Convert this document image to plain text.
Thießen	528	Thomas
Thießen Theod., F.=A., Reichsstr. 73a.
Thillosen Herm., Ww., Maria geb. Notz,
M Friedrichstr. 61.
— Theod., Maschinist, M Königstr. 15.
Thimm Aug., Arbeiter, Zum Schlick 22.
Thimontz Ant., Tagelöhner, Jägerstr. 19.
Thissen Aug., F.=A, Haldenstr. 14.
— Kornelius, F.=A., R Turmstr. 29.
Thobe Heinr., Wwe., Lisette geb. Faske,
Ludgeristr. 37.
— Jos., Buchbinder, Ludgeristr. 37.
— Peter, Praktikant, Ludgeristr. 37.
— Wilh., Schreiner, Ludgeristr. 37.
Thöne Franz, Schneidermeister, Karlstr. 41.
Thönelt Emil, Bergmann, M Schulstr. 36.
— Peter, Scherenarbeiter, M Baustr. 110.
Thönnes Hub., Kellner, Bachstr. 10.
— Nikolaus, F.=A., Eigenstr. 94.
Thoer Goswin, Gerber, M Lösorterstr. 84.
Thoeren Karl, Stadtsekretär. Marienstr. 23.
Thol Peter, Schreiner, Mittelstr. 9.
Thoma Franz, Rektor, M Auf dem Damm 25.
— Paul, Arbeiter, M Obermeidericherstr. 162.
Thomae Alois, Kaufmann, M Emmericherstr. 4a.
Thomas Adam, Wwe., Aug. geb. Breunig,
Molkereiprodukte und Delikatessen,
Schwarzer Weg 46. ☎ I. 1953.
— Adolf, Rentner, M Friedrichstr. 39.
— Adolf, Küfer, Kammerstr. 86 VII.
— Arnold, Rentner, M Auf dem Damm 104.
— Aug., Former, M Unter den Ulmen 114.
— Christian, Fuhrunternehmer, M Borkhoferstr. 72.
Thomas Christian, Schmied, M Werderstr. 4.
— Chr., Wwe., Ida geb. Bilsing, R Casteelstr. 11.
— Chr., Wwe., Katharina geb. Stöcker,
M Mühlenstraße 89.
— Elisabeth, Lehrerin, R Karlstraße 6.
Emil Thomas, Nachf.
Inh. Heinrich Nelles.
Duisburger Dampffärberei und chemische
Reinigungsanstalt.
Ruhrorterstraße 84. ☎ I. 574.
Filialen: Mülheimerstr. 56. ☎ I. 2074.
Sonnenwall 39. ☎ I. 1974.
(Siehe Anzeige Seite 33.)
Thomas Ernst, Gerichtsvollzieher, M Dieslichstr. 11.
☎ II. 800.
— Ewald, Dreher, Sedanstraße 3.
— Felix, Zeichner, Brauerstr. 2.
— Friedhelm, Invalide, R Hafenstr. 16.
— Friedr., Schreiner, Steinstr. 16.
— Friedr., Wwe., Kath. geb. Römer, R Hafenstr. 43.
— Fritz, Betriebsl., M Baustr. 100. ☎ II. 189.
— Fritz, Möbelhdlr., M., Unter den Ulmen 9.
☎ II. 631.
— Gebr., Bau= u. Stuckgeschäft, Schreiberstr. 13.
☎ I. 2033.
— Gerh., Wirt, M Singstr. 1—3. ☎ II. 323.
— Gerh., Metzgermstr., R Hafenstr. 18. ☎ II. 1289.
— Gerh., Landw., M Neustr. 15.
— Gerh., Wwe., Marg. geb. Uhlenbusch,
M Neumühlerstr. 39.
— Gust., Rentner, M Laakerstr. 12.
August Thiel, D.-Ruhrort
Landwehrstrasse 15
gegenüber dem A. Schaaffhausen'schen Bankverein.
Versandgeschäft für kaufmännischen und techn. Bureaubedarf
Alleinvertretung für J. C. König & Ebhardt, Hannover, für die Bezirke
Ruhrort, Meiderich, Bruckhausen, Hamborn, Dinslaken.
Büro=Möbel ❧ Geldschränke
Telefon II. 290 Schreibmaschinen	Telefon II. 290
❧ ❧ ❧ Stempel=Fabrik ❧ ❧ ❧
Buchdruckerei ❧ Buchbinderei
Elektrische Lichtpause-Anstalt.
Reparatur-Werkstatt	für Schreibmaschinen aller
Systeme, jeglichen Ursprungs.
•••••
Exercise instructions —
Within the listing above, find every line containing the string "Adolf" and return it.

Exercise output —
— Adolf, Rentner, M Friedrichstr. 39.
— Adolf, Küfer, Kammerstr. 86 VII.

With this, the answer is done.